### Directive:
Would you write out the listing verbatim and skip every picture in it?

### Material for the task:
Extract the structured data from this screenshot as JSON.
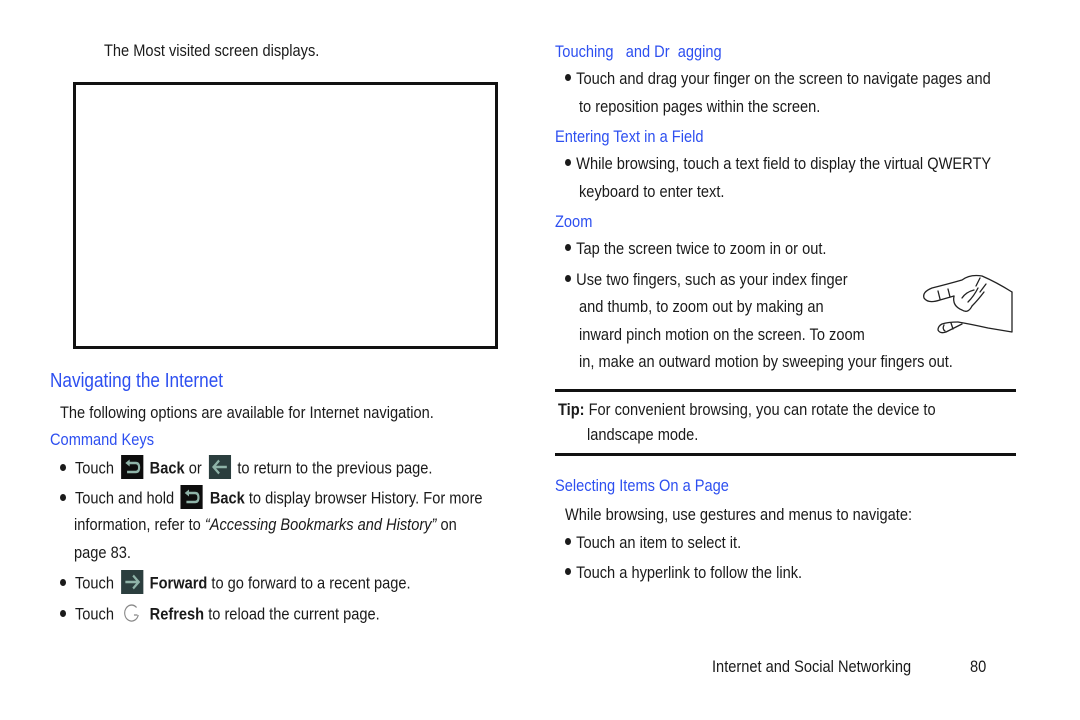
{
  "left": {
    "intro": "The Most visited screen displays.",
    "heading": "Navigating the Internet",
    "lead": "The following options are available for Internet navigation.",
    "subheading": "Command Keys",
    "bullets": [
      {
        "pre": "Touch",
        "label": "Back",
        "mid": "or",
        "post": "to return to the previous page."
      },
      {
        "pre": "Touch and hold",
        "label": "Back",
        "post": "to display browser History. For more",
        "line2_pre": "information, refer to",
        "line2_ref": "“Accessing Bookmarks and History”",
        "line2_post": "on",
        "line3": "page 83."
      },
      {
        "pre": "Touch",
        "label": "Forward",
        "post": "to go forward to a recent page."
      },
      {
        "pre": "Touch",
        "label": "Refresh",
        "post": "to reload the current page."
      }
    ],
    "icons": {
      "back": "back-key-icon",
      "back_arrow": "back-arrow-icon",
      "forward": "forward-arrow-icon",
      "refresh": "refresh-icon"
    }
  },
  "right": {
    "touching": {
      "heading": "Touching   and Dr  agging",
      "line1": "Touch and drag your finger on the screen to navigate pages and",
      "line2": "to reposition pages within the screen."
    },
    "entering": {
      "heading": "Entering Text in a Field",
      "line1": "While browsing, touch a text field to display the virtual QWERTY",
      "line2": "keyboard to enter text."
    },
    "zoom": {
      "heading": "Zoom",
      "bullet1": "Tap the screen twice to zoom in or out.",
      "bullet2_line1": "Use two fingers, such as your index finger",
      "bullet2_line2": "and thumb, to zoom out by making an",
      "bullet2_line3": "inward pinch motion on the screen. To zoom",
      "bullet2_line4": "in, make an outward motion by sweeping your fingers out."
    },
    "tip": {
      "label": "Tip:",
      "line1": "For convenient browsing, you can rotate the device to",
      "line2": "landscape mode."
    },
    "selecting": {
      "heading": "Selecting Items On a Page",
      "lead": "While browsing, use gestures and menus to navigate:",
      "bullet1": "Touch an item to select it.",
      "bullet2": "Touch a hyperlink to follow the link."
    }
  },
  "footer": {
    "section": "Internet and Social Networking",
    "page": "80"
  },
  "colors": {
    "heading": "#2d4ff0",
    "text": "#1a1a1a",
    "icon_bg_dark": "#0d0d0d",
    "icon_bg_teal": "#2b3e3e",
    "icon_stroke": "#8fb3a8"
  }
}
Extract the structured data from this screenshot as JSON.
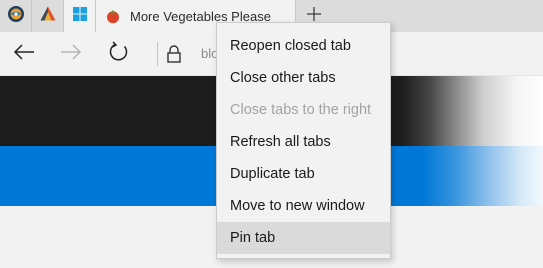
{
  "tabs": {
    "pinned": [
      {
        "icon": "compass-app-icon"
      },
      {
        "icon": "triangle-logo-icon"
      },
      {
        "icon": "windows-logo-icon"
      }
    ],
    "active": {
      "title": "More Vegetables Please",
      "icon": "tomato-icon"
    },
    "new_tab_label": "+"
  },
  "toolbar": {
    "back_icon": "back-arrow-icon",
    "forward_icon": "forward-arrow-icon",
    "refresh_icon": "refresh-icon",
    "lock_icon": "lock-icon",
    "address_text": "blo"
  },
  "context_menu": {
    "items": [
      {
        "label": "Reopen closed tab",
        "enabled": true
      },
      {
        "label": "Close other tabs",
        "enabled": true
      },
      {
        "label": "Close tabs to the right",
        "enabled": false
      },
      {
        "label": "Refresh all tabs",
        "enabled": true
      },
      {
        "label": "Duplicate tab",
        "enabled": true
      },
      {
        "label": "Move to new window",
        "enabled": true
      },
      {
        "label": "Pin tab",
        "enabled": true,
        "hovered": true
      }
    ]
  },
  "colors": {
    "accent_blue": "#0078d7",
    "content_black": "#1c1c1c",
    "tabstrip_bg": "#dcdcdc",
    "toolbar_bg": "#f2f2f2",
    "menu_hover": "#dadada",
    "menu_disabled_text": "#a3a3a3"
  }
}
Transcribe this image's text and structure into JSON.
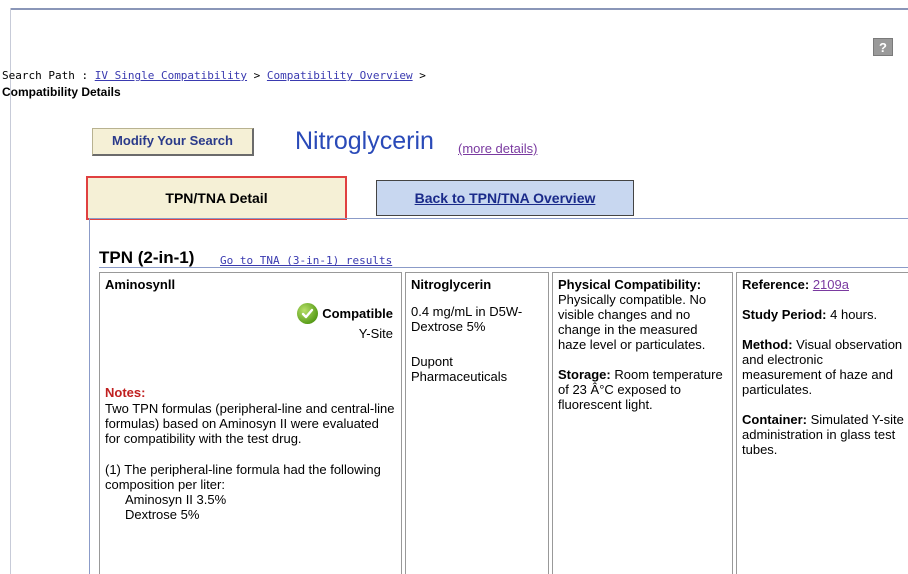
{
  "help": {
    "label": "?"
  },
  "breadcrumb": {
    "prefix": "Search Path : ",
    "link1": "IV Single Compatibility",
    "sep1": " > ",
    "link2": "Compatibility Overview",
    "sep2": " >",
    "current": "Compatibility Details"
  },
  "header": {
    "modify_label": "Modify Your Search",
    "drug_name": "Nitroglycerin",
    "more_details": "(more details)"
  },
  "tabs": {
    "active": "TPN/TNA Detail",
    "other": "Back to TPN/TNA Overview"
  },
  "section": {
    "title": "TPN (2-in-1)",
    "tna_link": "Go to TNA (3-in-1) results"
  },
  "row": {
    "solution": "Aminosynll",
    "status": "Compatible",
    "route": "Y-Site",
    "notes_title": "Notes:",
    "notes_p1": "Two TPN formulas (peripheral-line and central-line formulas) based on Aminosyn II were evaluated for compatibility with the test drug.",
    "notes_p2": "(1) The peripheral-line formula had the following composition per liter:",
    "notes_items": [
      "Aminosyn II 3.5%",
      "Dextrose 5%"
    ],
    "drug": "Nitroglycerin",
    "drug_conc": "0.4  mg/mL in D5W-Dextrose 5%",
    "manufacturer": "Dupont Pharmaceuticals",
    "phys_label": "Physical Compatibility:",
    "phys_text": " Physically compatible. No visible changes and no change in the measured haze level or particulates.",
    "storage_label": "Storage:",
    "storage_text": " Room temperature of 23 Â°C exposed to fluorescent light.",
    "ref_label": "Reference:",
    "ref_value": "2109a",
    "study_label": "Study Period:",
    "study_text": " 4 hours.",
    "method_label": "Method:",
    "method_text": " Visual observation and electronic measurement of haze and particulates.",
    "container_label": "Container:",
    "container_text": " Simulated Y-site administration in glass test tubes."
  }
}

### Solution to the exercise:
Extract the structured data from this screenshot as JSON.
{
  "left": {
    "intro": "The Most visited screen displays.",
    "heading": "Navigating the Internet",
    "lead": "The following options are available for Internet navigation.",
    "subheading": "Command Keys",
    "bullets": [
      {
        "pre": "Touch",
        "label": "Back",
        "mid": "or",
        "post": "to return to the previous page."
      },
      {
        "pre": "Touch and hold",
        "label": "Back",
        "post": "to display browser History. For more",
        "line2_pre": "information, refer to",
        "line2_ref": "“Accessing Bookmarks and History”",
        "line2_post": "on",
        "line3": "page 83."
      },
      {
        "pre": "Touch",
        "label": "Forward",
        "post": "to go forward to a recent page."
      },
      {
        "pre": "Touch",
        "label": "Refresh",
        "post": "to reload the current page."
      }
    ],
    "icons": {
      "back": "back-key-icon",
      "back_arrow": "back-arrow-icon",
      "forward": "forward-arrow-icon",
      "refresh": "refresh-icon"
    }
  },
  "right": {
    "touching": {
      "heading": "Touching   and Dr  agging",
      "line1": "Touch and drag your finger on the screen to navigate pages and",
      "line2": "to reposition pages within the screen."
    },
    "entering": {
      "heading": "Entering Text in a Field",
      "line1": "While browsing, touch a text field to display the virtual QWERTY",
      "line2": "keyboard to enter text."
    },
    "zoom": {
      "heading": "Zoom",
      "bullet1": "Tap the screen twice to zoom in or out.",
      "bullet2_line1": "Use two fingers, such as your index finger",
      "bullet2_line2": "and thumb, to zoom out by making an",
      "bullet2_line3": "inward pinch motion on the screen. To zoom",
      "bullet2_line4": "in, make an outward motion by sweeping your fingers out."
    },
    "tip": {
      "label": "Tip:",
      "line1": "For convenient browsing, you can rotate the device to",
      "line2": "landscape mode."
    },
    "selecting": {
      "heading": "Selecting Items On a Page",
      "lead": "While browsing, use gestures and menus to navigate:",
      "bullet1": "Touch an item to select it.",
      "bullet2": "Touch a hyperlink to follow the link."
    }
  },
  "footer": {
    "section": "Internet and Social Networking",
    "page": "80"
  },
  "colors": {
    "heading": "#2d4ff0",
    "text": "#1a1a1a",
    "icon_bg_dark": "#0d0d0d",
    "icon_bg_teal": "#2b3e3e",
    "icon_stroke": "#8fb3a8"
  }
}
Extract the structured data from this screenshot as JSON.
{
  "tabs": {
    "pinned": [
      {
        "icon": "compass-app-icon"
      },
      {
        "icon": "triangle-logo-icon"
      },
      {
        "icon": "windows-logo-icon"
      }
    ],
    "active": {
      "title": "More Vegetables Please",
      "icon": "tomato-icon"
    },
    "new_tab_label": "+"
  },
  "toolbar": {
    "back_icon": "back-arrow-icon",
    "forward_icon": "forward-arrow-icon",
    "refresh_icon": "refresh-icon",
    "lock_icon": "lock-icon",
    "address_text": "blo"
  },
  "context_menu": {
    "items": [
      {
        "label": "Reopen closed tab",
        "enabled": true
      },
      {
        "label": "Close other tabs",
        "enabled": true
      },
      {
        "label": "Close tabs to the right",
        "enabled": false
      },
      {
        "label": "Refresh all tabs",
        "enabled": true
      },
      {
        "label": "Duplicate tab",
        "enabled": true
      },
      {
        "label": "Move to new window",
        "enabled": true
      },
      {
        "label": "Pin tab",
        "enabled": true,
        "hovered": true
      }
    ]
  },
  "colors": {
    "accent_blue": "#0078d7",
    "content_black": "#1c1c1c",
    "tabstrip_bg": "#dcdcdc",
    "toolbar_bg": "#f2f2f2",
    "menu_hover": "#dadada",
    "menu_disabled_text": "#a3a3a3"
  }
}
Transcribe this image's text and structure into JSON.
{
  "help": {
    "label": "?"
  },
  "breadcrumb": {
    "prefix": "Search Path : ",
    "link1": "IV Single Compatibility",
    "sep1": " > ",
    "link2": "Compatibility Overview",
    "sep2": " >",
    "current": "Compatibility Details"
  },
  "header": {
    "modify_label": "Modify Your Search",
    "drug_name": "Nitroglycerin",
    "more_details": "(more details)"
  },
  "tabs": {
    "active": "TPN/TNA Detail",
    "other": "Back to TPN/TNA Overview"
  },
  "section": {
    "title": "TPN (2-in-1)",
    "tna_link": "Go to TNA (3-in-1) results"
  },
  "row": {
    "solution": "Aminosynll",
    "status": "Compatible",
    "route": "Y-Site",
    "notes_title": "Notes:",
    "notes_p1": "Two TPN formulas (peripheral-line and central-line formulas) based on Aminosyn II were evaluated for compatibility with the test drug.",
    "notes_p2": "(1) The peripheral-line formula had the following composition per liter:",
    "notes_items": [
      "Aminosyn II 3.5%",
      "Dextrose 5%"
    ],
    "drug": "Nitroglycerin",
    "drug_conc": "0.4  mg/mL in D5W-Dextrose 5%",
    "manufacturer": "Dupont Pharmaceuticals",
    "phys_label": "Physical Compatibility:",
    "phys_text": " Physically compatible. No visible changes and no change in the measured haze level or particulates.",
    "storage_label": "Storage:",
    "storage_text": " Room temperature of 23 Â°C exposed to fluorescent light.",
    "ref_label": "Reference:",
    "ref_value": "2109a",
    "study_label": "Study Period:",
    "study_text": " 4 hours.",
    "method_label": "Method:",
    "method_text": " Visual observation and electronic measurement of haze and particulates.",
    "container_label": "Container:",
    "container_text": " Simulated Y-site administration in glass test tubes."
  }
}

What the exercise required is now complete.